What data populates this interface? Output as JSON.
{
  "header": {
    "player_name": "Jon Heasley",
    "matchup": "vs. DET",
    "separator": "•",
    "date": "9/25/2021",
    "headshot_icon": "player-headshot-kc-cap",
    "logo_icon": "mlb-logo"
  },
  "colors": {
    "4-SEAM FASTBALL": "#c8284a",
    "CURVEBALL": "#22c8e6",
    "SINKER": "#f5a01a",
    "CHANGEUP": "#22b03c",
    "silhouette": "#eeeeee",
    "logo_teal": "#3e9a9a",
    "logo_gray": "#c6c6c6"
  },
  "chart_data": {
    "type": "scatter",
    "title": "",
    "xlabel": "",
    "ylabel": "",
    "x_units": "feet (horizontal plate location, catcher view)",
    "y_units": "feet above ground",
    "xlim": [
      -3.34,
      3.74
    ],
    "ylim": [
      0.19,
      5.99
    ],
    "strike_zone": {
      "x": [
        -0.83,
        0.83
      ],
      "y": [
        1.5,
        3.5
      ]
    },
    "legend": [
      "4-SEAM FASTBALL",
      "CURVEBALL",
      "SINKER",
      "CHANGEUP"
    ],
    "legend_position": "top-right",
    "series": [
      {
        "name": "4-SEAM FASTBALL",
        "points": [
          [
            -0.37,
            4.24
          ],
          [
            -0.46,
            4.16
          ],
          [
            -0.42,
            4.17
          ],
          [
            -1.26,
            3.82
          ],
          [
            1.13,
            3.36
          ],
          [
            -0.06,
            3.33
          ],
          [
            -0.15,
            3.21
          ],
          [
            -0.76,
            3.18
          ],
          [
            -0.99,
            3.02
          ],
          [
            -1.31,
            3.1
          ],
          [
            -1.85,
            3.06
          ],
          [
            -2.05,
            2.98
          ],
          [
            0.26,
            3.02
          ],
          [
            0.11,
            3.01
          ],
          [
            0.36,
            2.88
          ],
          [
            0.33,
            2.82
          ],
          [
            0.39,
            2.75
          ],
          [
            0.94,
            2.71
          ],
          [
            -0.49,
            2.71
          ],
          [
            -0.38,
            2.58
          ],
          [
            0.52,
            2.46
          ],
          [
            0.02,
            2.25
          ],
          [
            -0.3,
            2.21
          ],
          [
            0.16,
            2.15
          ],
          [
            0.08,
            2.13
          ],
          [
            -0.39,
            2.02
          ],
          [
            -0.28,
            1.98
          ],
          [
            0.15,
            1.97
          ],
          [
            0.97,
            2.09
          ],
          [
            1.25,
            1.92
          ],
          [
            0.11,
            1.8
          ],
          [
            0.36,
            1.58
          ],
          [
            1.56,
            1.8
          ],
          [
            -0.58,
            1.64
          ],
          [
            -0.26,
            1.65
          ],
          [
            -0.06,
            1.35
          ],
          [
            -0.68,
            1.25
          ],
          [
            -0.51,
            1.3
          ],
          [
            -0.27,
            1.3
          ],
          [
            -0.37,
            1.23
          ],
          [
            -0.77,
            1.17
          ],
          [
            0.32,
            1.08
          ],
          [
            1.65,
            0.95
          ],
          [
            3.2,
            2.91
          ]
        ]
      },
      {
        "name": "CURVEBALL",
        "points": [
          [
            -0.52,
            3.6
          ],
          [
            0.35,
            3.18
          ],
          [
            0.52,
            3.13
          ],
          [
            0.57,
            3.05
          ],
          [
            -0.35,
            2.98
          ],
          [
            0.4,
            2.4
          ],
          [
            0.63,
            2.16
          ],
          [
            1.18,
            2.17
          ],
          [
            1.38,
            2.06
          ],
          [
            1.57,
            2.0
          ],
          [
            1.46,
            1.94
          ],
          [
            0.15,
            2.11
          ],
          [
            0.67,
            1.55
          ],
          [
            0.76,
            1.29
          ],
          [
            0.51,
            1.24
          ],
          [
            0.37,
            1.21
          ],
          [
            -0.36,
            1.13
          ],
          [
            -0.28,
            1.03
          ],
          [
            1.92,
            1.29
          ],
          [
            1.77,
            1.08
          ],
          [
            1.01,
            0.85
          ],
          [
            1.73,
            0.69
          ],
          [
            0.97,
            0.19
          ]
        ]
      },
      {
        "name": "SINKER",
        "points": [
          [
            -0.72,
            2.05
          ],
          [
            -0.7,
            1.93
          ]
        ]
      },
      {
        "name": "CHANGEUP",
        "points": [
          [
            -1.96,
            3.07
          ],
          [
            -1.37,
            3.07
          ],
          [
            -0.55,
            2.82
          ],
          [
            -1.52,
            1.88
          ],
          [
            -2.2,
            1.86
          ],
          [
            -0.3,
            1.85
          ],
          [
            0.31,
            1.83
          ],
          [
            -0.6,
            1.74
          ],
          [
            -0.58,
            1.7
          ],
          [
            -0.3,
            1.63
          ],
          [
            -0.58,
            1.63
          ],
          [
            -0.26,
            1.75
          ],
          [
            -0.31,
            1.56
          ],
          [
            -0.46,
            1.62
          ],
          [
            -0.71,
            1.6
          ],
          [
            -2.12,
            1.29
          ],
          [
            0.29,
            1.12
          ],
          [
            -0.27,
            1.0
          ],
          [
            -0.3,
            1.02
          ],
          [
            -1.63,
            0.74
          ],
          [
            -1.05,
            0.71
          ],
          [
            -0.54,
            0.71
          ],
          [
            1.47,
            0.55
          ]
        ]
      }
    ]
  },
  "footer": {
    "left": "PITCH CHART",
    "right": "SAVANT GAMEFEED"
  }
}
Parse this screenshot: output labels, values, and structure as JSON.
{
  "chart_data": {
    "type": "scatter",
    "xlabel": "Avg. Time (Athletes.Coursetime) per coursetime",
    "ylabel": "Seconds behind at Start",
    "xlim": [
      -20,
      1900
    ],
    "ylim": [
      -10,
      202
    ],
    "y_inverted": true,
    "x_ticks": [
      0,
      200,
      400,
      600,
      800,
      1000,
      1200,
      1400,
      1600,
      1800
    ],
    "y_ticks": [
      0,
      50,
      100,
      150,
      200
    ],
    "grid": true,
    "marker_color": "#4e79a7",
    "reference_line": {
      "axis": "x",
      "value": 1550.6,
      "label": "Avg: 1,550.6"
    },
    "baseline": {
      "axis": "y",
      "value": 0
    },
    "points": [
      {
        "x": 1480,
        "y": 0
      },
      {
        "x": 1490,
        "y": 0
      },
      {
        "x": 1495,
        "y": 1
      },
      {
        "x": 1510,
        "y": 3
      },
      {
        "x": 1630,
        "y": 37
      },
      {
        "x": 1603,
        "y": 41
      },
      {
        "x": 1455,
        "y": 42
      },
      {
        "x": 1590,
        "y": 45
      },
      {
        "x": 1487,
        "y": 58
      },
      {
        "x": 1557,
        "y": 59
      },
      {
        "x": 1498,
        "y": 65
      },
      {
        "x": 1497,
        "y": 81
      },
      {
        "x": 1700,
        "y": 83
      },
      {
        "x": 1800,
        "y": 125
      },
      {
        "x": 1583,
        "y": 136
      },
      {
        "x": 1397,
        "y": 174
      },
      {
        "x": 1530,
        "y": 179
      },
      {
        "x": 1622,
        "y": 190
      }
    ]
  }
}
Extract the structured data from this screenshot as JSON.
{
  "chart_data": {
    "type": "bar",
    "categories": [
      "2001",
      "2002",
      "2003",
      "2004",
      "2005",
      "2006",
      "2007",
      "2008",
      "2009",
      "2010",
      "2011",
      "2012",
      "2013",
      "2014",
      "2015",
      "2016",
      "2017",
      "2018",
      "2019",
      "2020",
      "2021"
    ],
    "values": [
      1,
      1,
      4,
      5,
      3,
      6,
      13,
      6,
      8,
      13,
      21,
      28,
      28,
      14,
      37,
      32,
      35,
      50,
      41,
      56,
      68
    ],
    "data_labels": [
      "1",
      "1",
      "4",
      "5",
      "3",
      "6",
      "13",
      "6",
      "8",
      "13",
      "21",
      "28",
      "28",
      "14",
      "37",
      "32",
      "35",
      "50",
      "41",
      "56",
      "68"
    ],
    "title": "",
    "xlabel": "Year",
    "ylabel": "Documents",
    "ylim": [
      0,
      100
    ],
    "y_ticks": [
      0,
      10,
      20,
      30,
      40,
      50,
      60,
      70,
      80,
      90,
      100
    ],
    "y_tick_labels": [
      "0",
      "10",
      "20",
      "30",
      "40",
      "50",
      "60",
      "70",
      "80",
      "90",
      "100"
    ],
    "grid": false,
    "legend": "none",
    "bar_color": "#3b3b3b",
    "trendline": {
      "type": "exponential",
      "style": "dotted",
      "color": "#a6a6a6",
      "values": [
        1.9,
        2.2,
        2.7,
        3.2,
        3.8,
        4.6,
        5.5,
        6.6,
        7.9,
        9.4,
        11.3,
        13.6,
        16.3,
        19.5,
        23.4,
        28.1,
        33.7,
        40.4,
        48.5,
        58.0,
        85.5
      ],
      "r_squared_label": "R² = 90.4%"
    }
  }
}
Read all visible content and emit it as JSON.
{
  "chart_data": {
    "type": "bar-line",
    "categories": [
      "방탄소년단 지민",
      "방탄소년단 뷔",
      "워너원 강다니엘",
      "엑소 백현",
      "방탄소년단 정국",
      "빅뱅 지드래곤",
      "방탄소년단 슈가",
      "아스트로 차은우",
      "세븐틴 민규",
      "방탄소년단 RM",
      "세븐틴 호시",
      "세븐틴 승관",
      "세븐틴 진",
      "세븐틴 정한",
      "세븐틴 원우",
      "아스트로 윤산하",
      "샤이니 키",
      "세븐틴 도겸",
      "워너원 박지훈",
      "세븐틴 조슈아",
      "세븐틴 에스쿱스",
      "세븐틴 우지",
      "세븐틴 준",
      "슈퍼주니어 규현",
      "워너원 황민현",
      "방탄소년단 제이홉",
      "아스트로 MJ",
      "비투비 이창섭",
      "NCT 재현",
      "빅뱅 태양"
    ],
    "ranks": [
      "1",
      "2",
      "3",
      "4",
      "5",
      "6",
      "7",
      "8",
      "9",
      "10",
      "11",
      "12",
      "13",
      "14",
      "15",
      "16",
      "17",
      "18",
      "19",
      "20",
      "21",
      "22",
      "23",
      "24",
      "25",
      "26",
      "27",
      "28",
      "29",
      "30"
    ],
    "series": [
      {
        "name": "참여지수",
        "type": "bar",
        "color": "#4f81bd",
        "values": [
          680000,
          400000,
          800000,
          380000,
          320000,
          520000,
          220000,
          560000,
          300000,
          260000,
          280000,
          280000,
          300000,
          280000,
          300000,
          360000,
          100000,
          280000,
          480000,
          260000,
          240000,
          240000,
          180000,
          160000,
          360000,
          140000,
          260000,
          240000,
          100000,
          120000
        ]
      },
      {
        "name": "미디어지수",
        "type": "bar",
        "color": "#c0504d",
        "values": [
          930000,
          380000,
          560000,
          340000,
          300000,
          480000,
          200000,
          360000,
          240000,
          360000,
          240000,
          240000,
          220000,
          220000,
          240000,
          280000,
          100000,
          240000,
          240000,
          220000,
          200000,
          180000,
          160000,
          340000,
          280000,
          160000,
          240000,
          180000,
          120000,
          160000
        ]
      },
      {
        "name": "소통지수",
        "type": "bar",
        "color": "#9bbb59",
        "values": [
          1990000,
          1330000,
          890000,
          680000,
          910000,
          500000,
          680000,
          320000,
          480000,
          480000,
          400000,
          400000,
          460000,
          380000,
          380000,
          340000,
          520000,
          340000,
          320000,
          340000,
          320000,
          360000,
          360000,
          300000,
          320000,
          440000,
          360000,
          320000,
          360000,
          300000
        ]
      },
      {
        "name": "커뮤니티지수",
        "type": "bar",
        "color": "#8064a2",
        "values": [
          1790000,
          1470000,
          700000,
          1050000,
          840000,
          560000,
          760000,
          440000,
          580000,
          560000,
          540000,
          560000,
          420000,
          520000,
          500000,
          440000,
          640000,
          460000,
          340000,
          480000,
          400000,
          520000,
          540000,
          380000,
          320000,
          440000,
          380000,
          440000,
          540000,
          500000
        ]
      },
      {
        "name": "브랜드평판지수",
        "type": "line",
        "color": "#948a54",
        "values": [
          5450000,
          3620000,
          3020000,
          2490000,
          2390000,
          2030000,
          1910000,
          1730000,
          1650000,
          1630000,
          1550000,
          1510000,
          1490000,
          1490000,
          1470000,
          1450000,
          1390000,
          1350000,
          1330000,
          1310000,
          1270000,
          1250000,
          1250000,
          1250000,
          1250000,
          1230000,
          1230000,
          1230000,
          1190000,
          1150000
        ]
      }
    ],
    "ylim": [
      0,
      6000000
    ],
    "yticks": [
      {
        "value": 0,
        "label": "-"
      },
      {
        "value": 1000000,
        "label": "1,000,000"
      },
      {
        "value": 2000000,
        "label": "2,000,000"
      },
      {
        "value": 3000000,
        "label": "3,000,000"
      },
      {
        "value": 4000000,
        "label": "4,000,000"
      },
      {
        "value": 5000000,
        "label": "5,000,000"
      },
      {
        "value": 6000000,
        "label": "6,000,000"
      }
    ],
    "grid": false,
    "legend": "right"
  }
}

========================================

● **INSTRUCTIONS TO FOLLOW**
For the entries above, state how many lines contain the word "방탄소년단". Provide the number by itself.

● **RIGHT ANSWER**
6